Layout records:
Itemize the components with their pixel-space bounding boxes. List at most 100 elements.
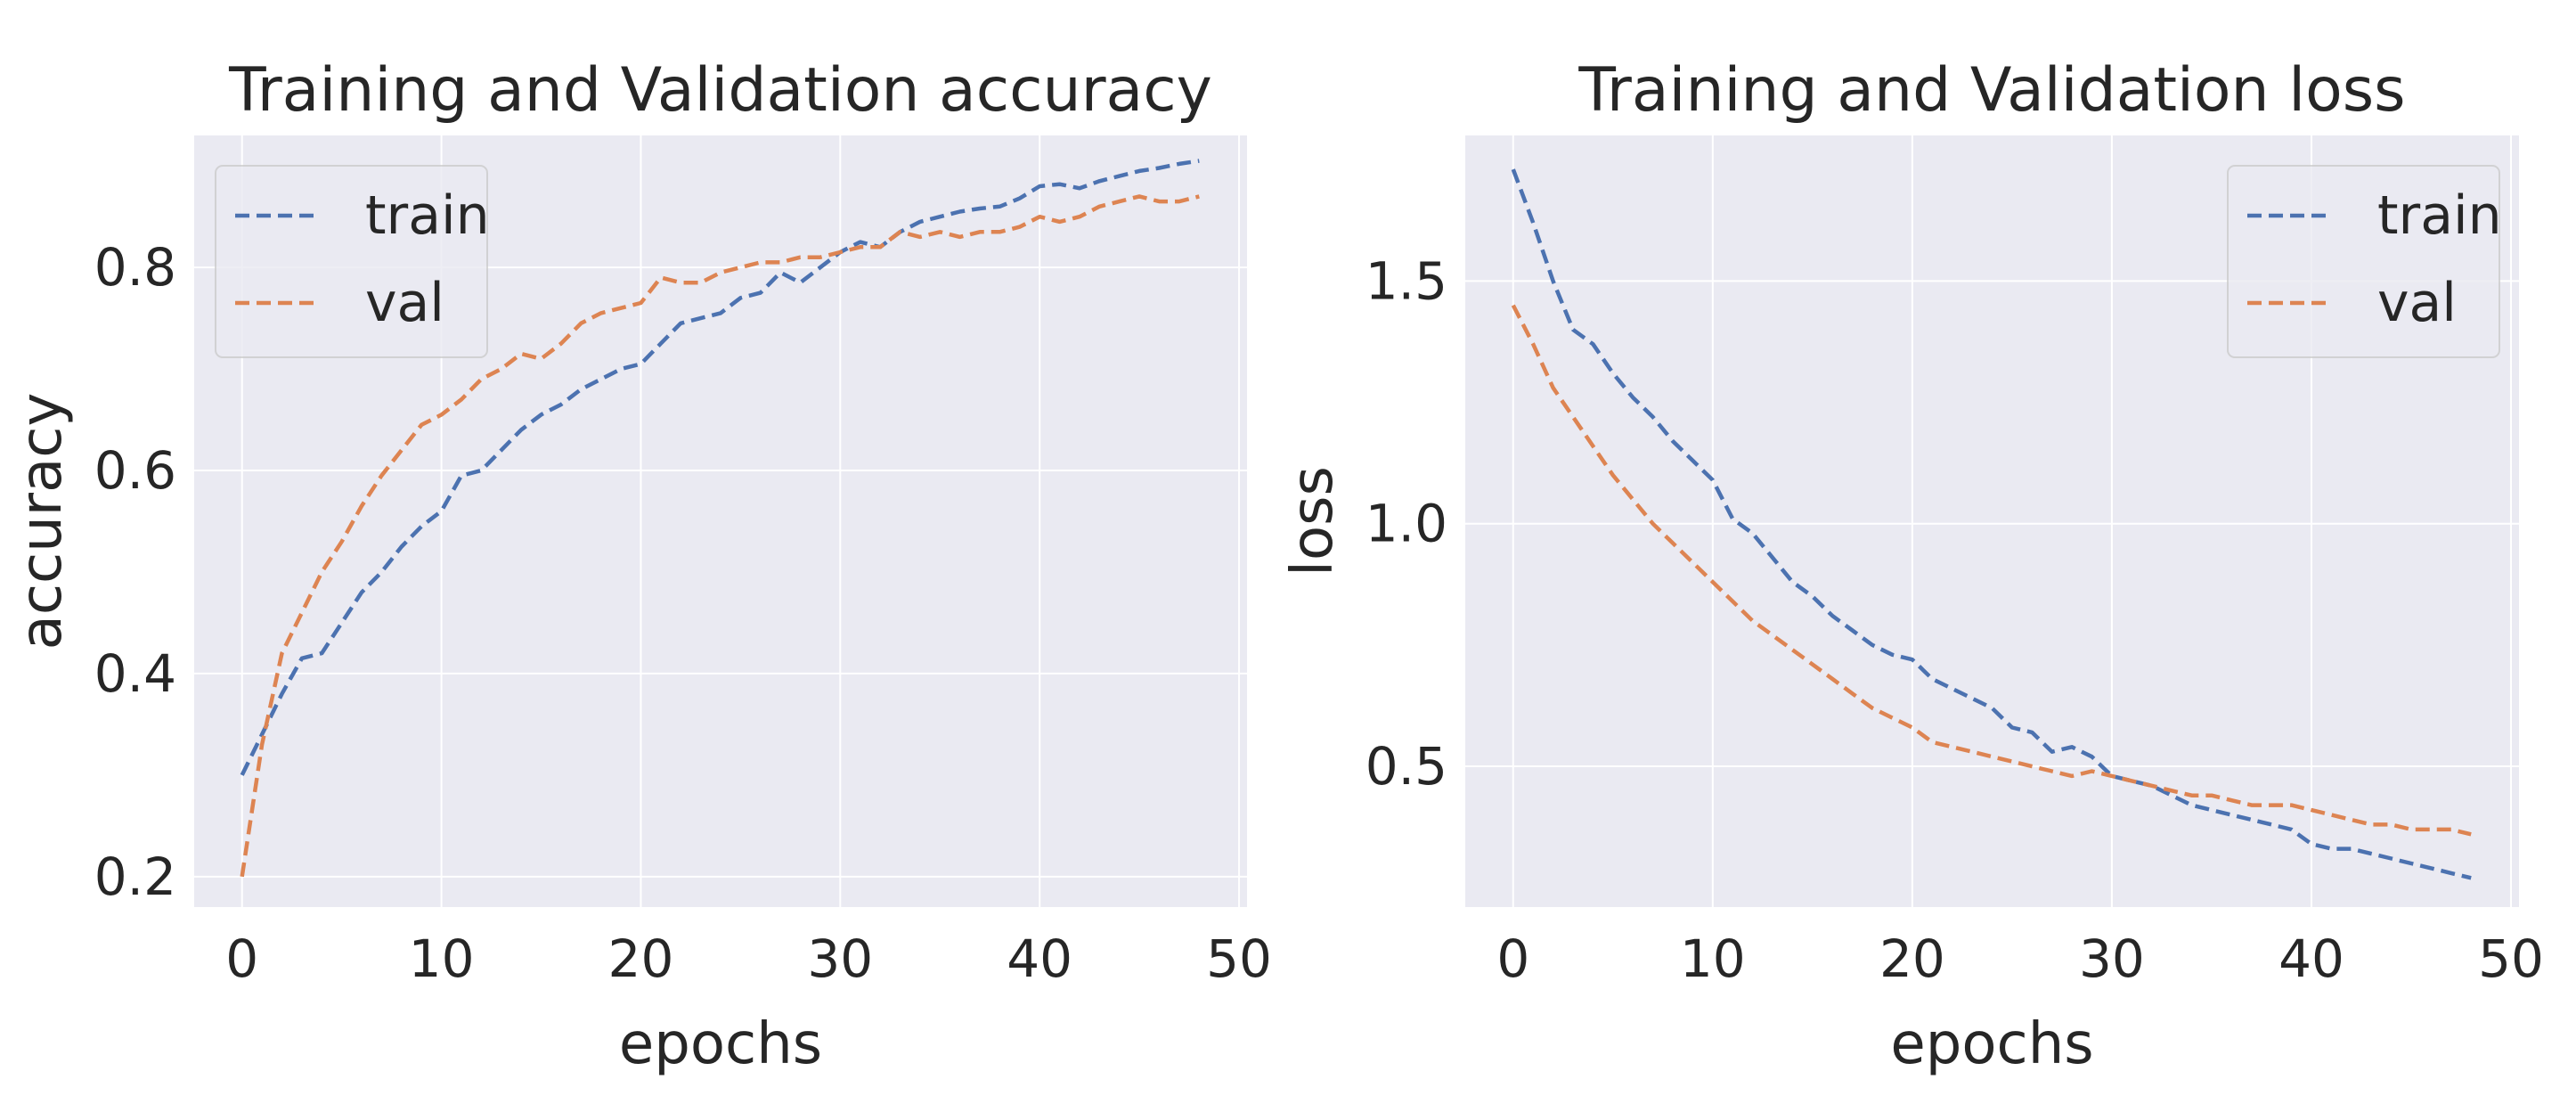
data-point-val — [759, 261, 762, 264]
data-point-train — [2250, 818, 2253, 821]
data-point-val — [480, 378, 483, 380]
data-point-train — [480, 470, 483, 472]
data-point-train — [1931, 678, 1934, 681]
data-point-train — [859, 241, 861, 243]
x-tick-label: 40 — [2278, 928, 2344, 989]
data-point-val — [300, 611, 303, 614]
data-point-val — [1911, 726, 1913, 729]
data-point-train — [2050, 750, 2053, 753]
data-point-val — [958, 235, 961, 238]
data-point-val — [2050, 770, 2053, 773]
data-point-train — [2210, 809, 2213, 812]
data-point-val — [2450, 828, 2452, 830]
data-point-train — [1851, 629, 1854, 632]
data-point-train — [958, 210, 961, 213]
data-point-val — [599, 312, 602, 315]
data-point-val — [680, 282, 682, 284]
data-point-val — [1711, 581, 1714, 584]
data-point-val — [1931, 740, 1934, 743]
data-point-val — [2310, 809, 2312, 812]
data-point-train — [240, 773, 243, 776]
y-tick-label: 0.2 — [94, 846, 176, 907]
y-tick-label: 0.4 — [94, 643, 176, 704]
data-point-train — [680, 322, 682, 324]
data-point-train — [699, 317, 702, 320]
data-point-val — [2190, 794, 2193, 797]
data-point-val — [240, 875, 243, 878]
data-point-val — [520, 352, 523, 355]
data-point-train — [720, 312, 722, 315]
data-point-val — [2290, 804, 2293, 806]
y-tick-label: 0.5 — [1365, 736, 1447, 797]
legend-label-val: val — [2377, 272, 2457, 334]
data-point-val — [1532, 343, 1535, 346]
data-point-train — [1198, 159, 1201, 162]
data-point-train — [420, 525, 423, 527]
data-point-train — [281, 692, 283, 695]
data-point-val — [879, 246, 882, 249]
data-point-val — [720, 271, 722, 274]
x-axis-label: epochs — [619, 1011, 822, 1077]
series-val — [240, 194, 1200, 878]
data-point-train — [1552, 280, 1554, 282]
data-point-train — [819, 266, 821, 269]
data-point-train — [2171, 794, 2173, 797]
data-point-train — [1891, 653, 1894, 656]
y-tick-label: 0.6 — [94, 440, 176, 501]
data-point-val — [2470, 833, 2473, 836]
data-point-train — [1951, 687, 1953, 690]
data-point-val — [1611, 474, 1614, 477]
data-point-val — [1039, 216, 1041, 218]
data-point-val — [1951, 746, 1953, 748]
data-point-train — [1831, 615, 1834, 617]
data-point-val — [939, 231, 942, 233]
data-point-val — [699, 282, 702, 284]
data-point-val — [1158, 200, 1161, 203]
data-point-val — [460, 398, 462, 401]
data-point-train — [1911, 658, 1913, 661]
data-point-train — [1098, 180, 1101, 183]
data-point-val — [2230, 799, 2233, 802]
data-point-train — [1118, 175, 1121, 177]
data-point-train — [999, 205, 1001, 208]
data-point-train — [1571, 328, 1574, 331]
data-point-val — [2131, 780, 2133, 782]
data-point-val — [281, 652, 283, 655]
data-point-train — [659, 342, 662, 345]
data-point-train — [939, 216, 942, 218]
y-tick-label: 0.8 — [94, 237, 176, 298]
data-point-train — [1651, 415, 1654, 418]
data-point-train — [1158, 167, 1161, 169]
data-point-train — [500, 449, 502, 452]
x-tick-label: 10 — [409, 928, 475, 989]
data-point-val — [2390, 823, 2393, 826]
data-point-val — [1772, 634, 1774, 636]
data-point-train — [2091, 756, 2093, 758]
data-point-val — [2171, 789, 2173, 792]
chart-title: Training and Validation loss — [1577, 55, 2405, 126]
data-point-val — [559, 342, 562, 345]
data-point-val — [739, 266, 742, 269]
data-point-val — [1811, 663, 1814, 666]
data-point-train — [580, 388, 583, 390]
data-point-train — [1711, 478, 1714, 481]
data-point-train — [2430, 867, 2433, 870]
data-point-val — [659, 276, 662, 279]
x-tick-label: 0 — [1496, 928, 1529, 989]
data-point-train — [1991, 707, 1993, 709]
data-point-train — [1592, 343, 1594, 346]
data-point-train — [520, 429, 523, 431]
data-point-train — [779, 271, 782, 274]
data-point-val — [2370, 823, 2373, 826]
x-tick-label: 0 — [225, 928, 258, 989]
data-point-val — [2031, 765, 2034, 768]
data-point-train — [979, 208, 982, 210]
data-point-train — [799, 282, 802, 284]
x-tick-label: 20 — [608, 928, 674, 989]
data-point-train — [640, 363, 642, 365]
data-point-train — [2031, 731, 2034, 733]
data-point-train — [2330, 847, 2333, 850]
data-point-val — [2410, 828, 2413, 830]
data-point-val — [1138, 195, 1141, 198]
data-point-train — [1811, 595, 1814, 598]
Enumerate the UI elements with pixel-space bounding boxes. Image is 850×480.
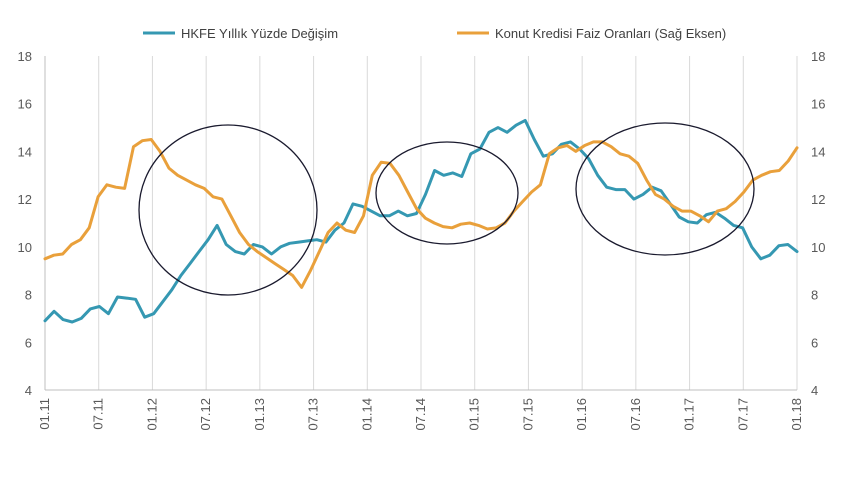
- x-tick-07.14: 07.14: [413, 398, 428, 431]
- series-line-konut-kredisi: [43, 138, 799, 289]
- x-tick-01.17: 01.17: [682, 398, 697, 431]
- annotation-circle-3: [575, 122, 755, 256]
- y-tick-left-18: 18: [18, 49, 32, 64]
- series-lines: [43, 118, 799, 324]
- y-tick-left-12: 12: [18, 192, 32, 207]
- x-tick-01.11: 01.11: [37, 398, 52, 430]
- legend-label-2: Konut Kredisi Faiz Oranları (Sağ Eksen): [495, 26, 726, 41]
- annotation-circle-1: [138, 124, 318, 296]
- y-tick-right-4: 4: [811, 383, 818, 398]
- x-tick-01.13: 01.13: [252, 398, 267, 431]
- y-tick-left-6: 6: [25, 335, 32, 350]
- y-tick-left-16: 16: [18, 97, 32, 112]
- y-tick-left-4: 4: [25, 383, 32, 398]
- x-tick-01.12: 01.12: [144, 398, 159, 431]
- y-tick-left-8: 8: [25, 288, 32, 303]
- legend: HKFE Yıllık Yüzde Değişim Konut Kredisi F…: [143, 26, 726, 41]
- y-tick-right-12: 12: [811, 192, 825, 207]
- y-tick-left-10: 10: [18, 240, 32, 255]
- right-y-axis-ticks: 4 6 8 10 12 14 16 18: [811, 49, 825, 398]
- legend-label-1: HKFE Yıllık Yüzde Değişim: [181, 26, 338, 41]
- left-y-axis-ticks: 4 6 8 10 12 14 16 18: [18, 49, 32, 398]
- y-tick-right-8: 8: [811, 288, 818, 303]
- annotation-circle-2: [375, 141, 519, 245]
- y-tick-right-6: 6: [811, 335, 818, 350]
- y-tick-right-10: 10: [811, 240, 825, 255]
- x-tick-01.18: 01.18: [789, 398, 804, 431]
- y-tick-right-18: 18: [811, 49, 825, 64]
- x-tick-07.16: 07.16: [628, 398, 643, 431]
- axes: [44, 56, 797, 391]
- x-tick-01.14: 01.14: [359, 398, 374, 431]
- x-tick-07.11: 07.11: [91, 398, 106, 430]
- x-tick-01.16: 01.16: [574, 398, 589, 431]
- x-tick-07.12: 07.12: [198, 398, 213, 431]
- y-tick-right-14: 14: [811, 144, 825, 159]
- annotation-circles: [138, 122, 755, 296]
- x-tick-07.15: 07.15: [520, 398, 535, 431]
- x-tick-01.15: 01.15: [467, 398, 482, 431]
- vertical-gridlines: [98, 56, 798, 390]
- x-tick-07.17: 07.17: [735, 398, 750, 431]
- y-tick-left-14: 14: [18, 144, 32, 159]
- x-axis-ticks: 01.11 07.11 01.12 07.12 01.13 07.13 01.14 07.14…: [37, 398, 804, 431]
- y-tick-right-16: 16: [811, 97, 825, 112]
- x-tick-07.13: 07.13: [306, 398, 321, 431]
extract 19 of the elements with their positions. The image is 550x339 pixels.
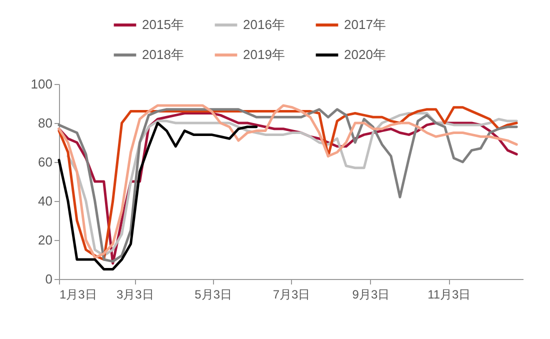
y-tick-label: 80 (38, 116, 52, 130)
x-tick-label: 7月3日 (272, 288, 310, 302)
y-tick-label: 100 (30, 76, 52, 92)
line-series (58, 122, 258, 270)
legend-label: 2018年 (142, 47, 184, 62)
x-tick-label: 5月3日 (194, 288, 232, 302)
y-tick-label: 20 (38, 232, 52, 248)
legend-label: 2020年 (344, 47, 386, 62)
y-tick-label: 60 (38, 154, 52, 170)
x-tick-label: 3月3日 (116, 288, 154, 302)
legend-label: 2019年 (243, 47, 285, 62)
legend-label: 2015年 (142, 17, 184, 32)
x-tick-label: 11月3日 (428, 288, 471, 302)
legend-label: 2016年 (243, 17, 285, 32)
x-tick-label: 9月3日 (352, 288, 390, 302)
y-tick-label: 0 (45, 272, 52, 286)
legend-label: 2017年 (344, 17, 386, 32)
x-tick-label: 1月3日 (60, 288, 97, 302)
y-tick-label: 40 (38, 194, 52, 208)
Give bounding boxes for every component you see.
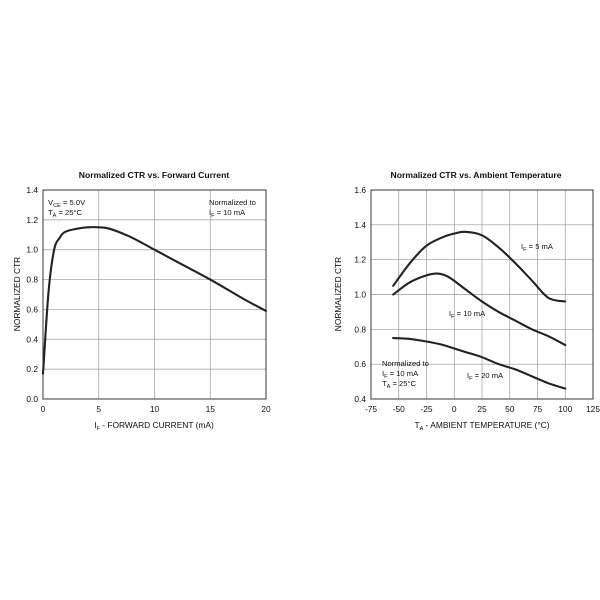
grid xyxy=(371,190,593,399)
y-tick-label: 1.4 xyxy=(354,220,366,230)
y-tick-label: 1.2 xyxy=(26,215,38,225)
ta-annotation: TA = 25°C xyxy=(48,208,83,219)
x-tick-label: 50 xyxy=(505,404,515,414)
vce-annotation: VCE = 5.0V xyxy=(48,198,86,209)
x-axis-label: IF - FORWARD CURRENT (mA) xyxy=(94,420,214,432)
series-label-5ma: IF = 5 mA xyxy=(521,242,554,253)
y-axis-label: NORMALIZED CTR xyxy=(333,257,343,331)
y-tick-label: 0.8 xyxy=(354,324,366,334)
y-tick-label: 1.4 xyxy=(26,185,38,195)
x-tick-labels: -75 -50 -25 0 25 50 75 100 125 xyxy=(365,404,600,414)
y-tick-label: 1.0 xyxy=(26,245,38,255)
x-tick-label: 5 xyxy=(96,404,101,414)
y-tick-label: 0.6 xyxy=(26,304,38,314)
y-tick-label: 0.2 xyxy=(26,364,38,374)
series-line-0 xyxy=(41,226,268,375)
series-label-10ma: IF = 10 mA xyxy=(449,309,486,320)
y-tick-label: 1.2 xyxy=(354,255,366,265)
y-tick-labels: 0.0 0.2 0.4 0.6 0.8 1.0 1.2 1.4 xyxy=(26,185,38,404)
series-label-20ma: IF = 20 mA xyxy=(467,371,504,382)
chart-ctr-vs-ambient-temperature: Normalized CTR vs. Ambient Temperature -… xyxy=(333,170,600,432)
series-line-2 xyxy=(392,336,567,390)
x-tick-label: 100 xyxy=(558,404,572,414)
y-tick-label: 0.4 xyxy=(354,394,366,404)
y-tick-labels: 0.4 0.6 0.8 1.0 1.2 1.4 1.6 xyxy=(354,185,366,404)
x-tick-label: -25 xyxy=(420,404,432,414)
y-tick-label: 1.6 xyxy=(354,185,366,195)
y-axis-label: NORMALIZED CTR xyxy=(12,257,22,331)
series-line-0 xyxy=(392,230,567,303)
x-tick-label: 0 xyxy=(452,404,457,414)
chart-ctr-vs-forward-current: Normalized CTR vs. Forward Current 0 5 10 1… xyxy=(12,170,271,432)
normalized-current-annotation: IF = 10 mA xyxy=(209,208,246,219)
x-tick-label: 25 xyxy=(477,404,487,414)
series-curves xyxy=(392,230,567,390)
y-tick-label: 0.8 xyxy=(26,275,38,285)
normalized-to-annotation: Normalized to xyxy=(382,359,429,368)
normalized-current-annotation: IF = 10 mA xyxy=(382,369,419,380)
plot-frame xyxy=(42,189,267,400)
ta-annotation: TA = 25°C xyxy=(382,379,417,390)
y-tick-label: 0.0 xyxy=(26,394,38,404)
series-line-1 xyxy=(392,272,567,347)
series-curves xyxy=(41,226,268,375)
x-tick-label: 125 xyxy=(586,404,600,414)
grid xyxy=(43,190,266,399)
x-tick-label: -50 xyxy=(393,404,405,414)
x-tick-labels: 0 5 10 15 20 xyxy=(41,404,271,414)
x-tick-label: -75 xyxy=(365,404,377,414)
x-axis-label: TA - AMBIENT TEMPERATURE (°C) xyxy=(414,420,549,432)
x-tick-label: 10 xyxy=(150,404,160,414)
x-tick-label: 15 xyxy=(206,404,216,414)
y-tick-label: 0.4 xyxy=(26,334,38,344)
plot-frame xyxy=(370,189,594,400)
y-tick-label: 1.0 xyxy=(354,290,366,300)
normalized-to-annotation: Normalized to xyxy=(209,198,256,207)
chart-title: Normalized CTR vs. Ambient Temperature xyxy=(391,170,562,180)
y-tick-label: 0.6 xyxy=(354,359,366,369)
x-tick-label: 20 xyxy=(261,404,271,414)
x-tick-label: 0 xyxy=(41,404,46,414)
chart-title: Normalized CTR vs. Forward Current xyxy=(79,170,230,180)
x-tick-label: 75 xyxy=(533,404,543,414)
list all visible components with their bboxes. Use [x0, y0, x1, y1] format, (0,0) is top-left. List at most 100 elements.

### The problem
Take the lines of the records starting with the line containing "grid xyxy=(371,190,593,399)" and going on through the line containing "y-tick-label: 0.6 xyxy=(26,304,38,314)", and rewrite them with "NORMALIZED CTR" replaced by "NORMALIZED CURRENT TRANSFER RATIO". Leave everything else in those lines unchanged.

### Output
grid xyxy=(371,190,593,399)
y-tick-label: 1.4 xyxy=(354,220,366,230)
y-tick-label: 1.2 xyxy=(26,215,38,225)
ta-annotation: TA = 25°C xyxy=(48,208,83,219)
x-tick-label: 50 xyxy=(505,404,515,414)
vce-annotation: VCE = 5.0V xyxy=(48,198,86,209)
x-axis-label: IF - FORWARD CURRENT (mA) xyxy=(94,420,214,432)
series-label-5ma: IF = 5 mA xyxy=(521,242,554,253)
y-axis-label: NORMALIZED CURRENT TRANSFER RATIO xyxy=(333,257,343,331)
y-tick-label: 0.8 xyxy=(354,324,366,334)
y-tick-label: 1.4 xyxy=(26,185,38,195)
x-tick-labels: -75 -50 -25 0 25 50 75 100 125 xyxy=(365,404,600,414)
y-tick-label: 1.0 xyxy=(26,245,38,255)
x-tick-label: 5 xyxy=(96,404,101,414)
y-tick-label: 0.6 xyxy=(26,304,38,314)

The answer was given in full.